> _Short problem_: Rewrite the stretch of the data from its first line through the line containing "dialog-button[interactable]: Cancel [376,675,477,704]" as a numbered list, leaving out any blank lines.

> _Material to process_:
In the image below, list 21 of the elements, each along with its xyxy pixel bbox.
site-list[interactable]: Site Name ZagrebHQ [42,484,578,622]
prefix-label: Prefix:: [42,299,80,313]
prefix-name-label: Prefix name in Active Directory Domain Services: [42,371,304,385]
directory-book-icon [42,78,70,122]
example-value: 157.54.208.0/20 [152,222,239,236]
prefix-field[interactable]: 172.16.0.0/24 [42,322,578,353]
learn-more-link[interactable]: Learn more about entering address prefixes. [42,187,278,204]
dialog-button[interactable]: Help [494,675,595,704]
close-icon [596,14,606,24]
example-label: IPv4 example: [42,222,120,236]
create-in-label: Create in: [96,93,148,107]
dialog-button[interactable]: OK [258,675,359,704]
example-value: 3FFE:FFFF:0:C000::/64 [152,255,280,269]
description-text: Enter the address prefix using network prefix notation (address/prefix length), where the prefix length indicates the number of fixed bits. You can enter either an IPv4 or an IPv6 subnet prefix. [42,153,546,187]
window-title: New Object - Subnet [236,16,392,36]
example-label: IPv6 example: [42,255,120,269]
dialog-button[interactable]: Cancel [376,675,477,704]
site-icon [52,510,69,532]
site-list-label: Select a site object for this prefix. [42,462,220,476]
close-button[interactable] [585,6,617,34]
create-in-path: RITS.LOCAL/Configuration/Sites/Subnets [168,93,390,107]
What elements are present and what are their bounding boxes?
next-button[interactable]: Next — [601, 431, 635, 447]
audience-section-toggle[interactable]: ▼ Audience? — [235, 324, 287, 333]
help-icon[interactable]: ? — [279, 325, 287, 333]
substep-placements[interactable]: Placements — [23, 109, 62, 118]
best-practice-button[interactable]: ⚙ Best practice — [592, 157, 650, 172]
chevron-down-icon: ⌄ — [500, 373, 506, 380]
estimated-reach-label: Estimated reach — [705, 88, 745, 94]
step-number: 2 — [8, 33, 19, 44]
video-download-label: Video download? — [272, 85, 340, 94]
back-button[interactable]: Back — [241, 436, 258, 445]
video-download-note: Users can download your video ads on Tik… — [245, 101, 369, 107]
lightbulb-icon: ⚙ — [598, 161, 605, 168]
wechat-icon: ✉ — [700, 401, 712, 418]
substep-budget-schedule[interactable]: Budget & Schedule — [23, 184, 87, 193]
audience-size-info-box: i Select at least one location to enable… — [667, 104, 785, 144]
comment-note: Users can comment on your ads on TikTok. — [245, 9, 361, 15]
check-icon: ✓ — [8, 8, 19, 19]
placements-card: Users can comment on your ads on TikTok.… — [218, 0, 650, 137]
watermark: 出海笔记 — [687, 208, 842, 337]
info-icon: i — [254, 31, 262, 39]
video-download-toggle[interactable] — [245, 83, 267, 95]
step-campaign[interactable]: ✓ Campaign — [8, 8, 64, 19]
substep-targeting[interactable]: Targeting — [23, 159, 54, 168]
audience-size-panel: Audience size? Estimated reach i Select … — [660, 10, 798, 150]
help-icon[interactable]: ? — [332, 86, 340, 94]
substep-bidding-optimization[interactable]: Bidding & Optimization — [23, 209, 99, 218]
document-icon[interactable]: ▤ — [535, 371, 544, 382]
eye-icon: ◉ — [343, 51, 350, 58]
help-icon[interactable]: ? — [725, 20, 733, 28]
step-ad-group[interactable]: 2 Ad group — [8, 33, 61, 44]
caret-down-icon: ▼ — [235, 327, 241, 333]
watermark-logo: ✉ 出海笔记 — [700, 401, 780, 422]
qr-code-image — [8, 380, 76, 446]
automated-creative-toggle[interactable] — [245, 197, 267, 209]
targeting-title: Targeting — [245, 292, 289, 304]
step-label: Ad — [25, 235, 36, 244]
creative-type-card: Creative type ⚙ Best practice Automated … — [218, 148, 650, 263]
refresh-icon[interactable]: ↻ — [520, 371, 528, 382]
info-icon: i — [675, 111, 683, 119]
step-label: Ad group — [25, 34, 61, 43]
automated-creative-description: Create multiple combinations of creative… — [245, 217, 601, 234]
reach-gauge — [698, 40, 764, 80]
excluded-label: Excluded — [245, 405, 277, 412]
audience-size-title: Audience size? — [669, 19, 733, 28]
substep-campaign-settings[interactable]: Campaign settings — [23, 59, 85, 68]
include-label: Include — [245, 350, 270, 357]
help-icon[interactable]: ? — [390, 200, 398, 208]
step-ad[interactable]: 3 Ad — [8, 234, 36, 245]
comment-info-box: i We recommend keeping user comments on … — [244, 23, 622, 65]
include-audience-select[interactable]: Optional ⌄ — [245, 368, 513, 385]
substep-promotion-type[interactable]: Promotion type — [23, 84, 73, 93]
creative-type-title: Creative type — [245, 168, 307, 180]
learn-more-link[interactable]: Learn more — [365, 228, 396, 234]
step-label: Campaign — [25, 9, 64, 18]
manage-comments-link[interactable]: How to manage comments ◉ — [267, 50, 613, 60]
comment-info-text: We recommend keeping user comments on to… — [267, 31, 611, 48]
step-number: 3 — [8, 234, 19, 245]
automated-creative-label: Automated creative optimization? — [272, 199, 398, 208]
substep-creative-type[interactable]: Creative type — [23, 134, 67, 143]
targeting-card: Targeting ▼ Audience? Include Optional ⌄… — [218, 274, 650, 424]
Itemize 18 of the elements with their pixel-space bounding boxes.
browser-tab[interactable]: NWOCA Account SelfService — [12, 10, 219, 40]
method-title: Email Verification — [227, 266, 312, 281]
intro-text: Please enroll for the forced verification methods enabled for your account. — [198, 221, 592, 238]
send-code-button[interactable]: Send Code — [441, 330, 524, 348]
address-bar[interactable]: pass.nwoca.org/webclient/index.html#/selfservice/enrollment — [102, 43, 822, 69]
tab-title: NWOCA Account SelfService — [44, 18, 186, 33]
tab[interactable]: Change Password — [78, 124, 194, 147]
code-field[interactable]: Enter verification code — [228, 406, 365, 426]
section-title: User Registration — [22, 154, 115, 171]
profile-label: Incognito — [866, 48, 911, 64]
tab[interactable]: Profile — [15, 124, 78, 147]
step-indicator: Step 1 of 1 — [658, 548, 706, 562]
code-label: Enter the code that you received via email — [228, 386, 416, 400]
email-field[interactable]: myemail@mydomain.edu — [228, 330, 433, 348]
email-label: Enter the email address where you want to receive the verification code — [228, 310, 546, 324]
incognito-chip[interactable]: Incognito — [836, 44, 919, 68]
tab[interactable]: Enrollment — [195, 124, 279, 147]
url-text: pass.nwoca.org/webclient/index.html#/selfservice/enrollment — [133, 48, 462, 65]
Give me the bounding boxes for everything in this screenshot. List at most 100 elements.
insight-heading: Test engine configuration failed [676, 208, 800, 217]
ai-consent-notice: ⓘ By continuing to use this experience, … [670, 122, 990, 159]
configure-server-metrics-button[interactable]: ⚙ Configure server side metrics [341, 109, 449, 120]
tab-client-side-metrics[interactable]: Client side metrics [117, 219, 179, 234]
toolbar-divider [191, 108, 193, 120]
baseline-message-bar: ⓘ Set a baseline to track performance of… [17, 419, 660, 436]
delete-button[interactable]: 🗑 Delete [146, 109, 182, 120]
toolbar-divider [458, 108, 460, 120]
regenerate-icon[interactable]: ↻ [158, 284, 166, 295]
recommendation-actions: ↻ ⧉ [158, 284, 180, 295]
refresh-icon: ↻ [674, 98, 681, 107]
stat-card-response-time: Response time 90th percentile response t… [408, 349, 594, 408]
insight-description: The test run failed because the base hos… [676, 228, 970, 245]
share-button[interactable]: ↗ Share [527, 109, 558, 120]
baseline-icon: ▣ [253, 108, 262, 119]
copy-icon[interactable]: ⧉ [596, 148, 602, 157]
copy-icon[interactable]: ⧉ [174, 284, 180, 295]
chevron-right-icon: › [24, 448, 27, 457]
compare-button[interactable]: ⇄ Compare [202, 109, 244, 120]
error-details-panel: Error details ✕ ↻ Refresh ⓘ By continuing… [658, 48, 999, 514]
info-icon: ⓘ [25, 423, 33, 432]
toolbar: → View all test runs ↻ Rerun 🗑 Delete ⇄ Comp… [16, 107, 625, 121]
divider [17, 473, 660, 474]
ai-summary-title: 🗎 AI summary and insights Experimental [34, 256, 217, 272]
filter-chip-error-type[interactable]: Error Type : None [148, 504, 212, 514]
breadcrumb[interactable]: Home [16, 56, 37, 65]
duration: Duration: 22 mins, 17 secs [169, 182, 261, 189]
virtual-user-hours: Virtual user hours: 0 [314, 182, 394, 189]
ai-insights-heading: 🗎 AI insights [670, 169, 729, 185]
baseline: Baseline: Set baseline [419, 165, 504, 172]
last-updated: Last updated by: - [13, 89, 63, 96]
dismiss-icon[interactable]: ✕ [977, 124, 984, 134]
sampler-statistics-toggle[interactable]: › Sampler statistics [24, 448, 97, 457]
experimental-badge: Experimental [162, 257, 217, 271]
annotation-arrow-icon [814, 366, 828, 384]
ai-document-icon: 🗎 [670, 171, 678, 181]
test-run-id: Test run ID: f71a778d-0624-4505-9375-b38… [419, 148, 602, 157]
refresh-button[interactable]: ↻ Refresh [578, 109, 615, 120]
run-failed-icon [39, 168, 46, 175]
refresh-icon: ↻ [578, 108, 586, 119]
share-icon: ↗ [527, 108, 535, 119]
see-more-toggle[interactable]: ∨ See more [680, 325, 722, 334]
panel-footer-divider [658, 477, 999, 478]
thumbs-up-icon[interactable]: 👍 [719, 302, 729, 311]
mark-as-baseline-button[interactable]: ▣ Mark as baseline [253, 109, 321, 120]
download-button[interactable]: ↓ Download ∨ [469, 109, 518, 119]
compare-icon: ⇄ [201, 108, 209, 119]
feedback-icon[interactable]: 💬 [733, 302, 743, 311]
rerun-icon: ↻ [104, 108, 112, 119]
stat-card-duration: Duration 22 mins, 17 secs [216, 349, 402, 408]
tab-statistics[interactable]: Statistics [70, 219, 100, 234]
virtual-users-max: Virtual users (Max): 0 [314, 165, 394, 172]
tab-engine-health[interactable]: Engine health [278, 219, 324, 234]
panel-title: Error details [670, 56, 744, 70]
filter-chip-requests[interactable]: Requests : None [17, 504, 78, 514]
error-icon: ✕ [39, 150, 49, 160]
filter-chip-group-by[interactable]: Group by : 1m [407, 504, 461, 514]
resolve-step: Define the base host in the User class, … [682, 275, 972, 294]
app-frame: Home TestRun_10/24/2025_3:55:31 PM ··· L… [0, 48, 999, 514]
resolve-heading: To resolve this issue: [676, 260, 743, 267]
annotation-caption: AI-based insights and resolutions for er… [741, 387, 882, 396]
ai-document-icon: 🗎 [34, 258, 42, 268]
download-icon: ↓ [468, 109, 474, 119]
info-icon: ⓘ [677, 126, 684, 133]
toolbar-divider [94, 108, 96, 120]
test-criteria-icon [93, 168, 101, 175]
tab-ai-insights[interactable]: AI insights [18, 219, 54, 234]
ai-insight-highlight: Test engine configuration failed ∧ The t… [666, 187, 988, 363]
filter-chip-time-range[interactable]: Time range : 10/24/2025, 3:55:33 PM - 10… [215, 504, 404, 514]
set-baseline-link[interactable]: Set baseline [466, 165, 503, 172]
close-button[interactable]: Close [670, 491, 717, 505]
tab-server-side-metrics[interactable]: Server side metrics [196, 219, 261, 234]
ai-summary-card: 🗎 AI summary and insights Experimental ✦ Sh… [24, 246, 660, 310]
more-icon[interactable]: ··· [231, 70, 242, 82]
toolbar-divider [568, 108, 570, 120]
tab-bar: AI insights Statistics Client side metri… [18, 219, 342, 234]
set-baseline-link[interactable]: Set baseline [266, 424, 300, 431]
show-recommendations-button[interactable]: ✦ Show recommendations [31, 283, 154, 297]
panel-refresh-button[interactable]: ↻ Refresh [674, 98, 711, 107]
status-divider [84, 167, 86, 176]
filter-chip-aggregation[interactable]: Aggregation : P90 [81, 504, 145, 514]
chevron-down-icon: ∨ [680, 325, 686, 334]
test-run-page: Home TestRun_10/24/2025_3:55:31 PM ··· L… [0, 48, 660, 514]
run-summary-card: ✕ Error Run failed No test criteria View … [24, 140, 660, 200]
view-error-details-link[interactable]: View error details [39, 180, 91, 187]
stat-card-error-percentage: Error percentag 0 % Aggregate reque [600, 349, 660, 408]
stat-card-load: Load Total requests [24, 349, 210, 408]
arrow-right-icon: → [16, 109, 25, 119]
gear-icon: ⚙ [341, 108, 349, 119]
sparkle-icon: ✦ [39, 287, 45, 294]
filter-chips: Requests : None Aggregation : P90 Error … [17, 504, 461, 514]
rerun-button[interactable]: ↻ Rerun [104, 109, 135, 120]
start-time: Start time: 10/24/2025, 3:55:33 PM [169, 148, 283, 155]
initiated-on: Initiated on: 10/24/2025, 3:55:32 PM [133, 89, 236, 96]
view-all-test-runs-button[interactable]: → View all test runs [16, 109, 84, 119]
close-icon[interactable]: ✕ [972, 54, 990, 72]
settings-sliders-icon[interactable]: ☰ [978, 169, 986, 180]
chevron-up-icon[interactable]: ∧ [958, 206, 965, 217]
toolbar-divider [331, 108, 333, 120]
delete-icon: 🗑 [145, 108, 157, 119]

> _Final result_:
1. In the image below, list 21 of the elements, each along with its xyxy pixel bbox.
2. site-list[interactable]: Site Name ZagrebHQ [42,484,578,622]
3. prefix-label: Prefix:: [42,299,80,313]
4. prefix-name-label: Prefix name in Active Directory Domain Services: [42,371,304,385]
5. directory-book-icon [42,78,70,122]
6. example-value: 157.54.208.0/20 [152,222,239,236]
7. prefix-field[interactable]: 172.16.0.0/24 [42,322,578,353]
8. learn-more-link[interactable]: Learn more about entering address prefixes. [42,187,278,204]
9. dialog-button[interactable]: Help [494,675,595,704]
10. close-icon [596,14,606,24]
11. example-label: IPv4 example: [42,222,120,236]
12. create-in-label: Create in: [96,93,148,107]
13. dialog-button[interactable]: OK [258,675,359,704]
14. example-value: 3FFE:FFFF:0:C000::/64 [152,255,280,269]
15. description-text: Enter the address prefix using network prefix notation (address/prefix length), where the prefix length indicates the number of fixed bits. You can enter either an IPv4 or an IPv6 subnet prefix. [42,153,546,187]
16. window-title: New Object - Subnet [236,16,392,36]
17. example-label: IPv6 example: [42,255,120,269]
18. dialog-button[interactable]: Cancel [376,675,477,704]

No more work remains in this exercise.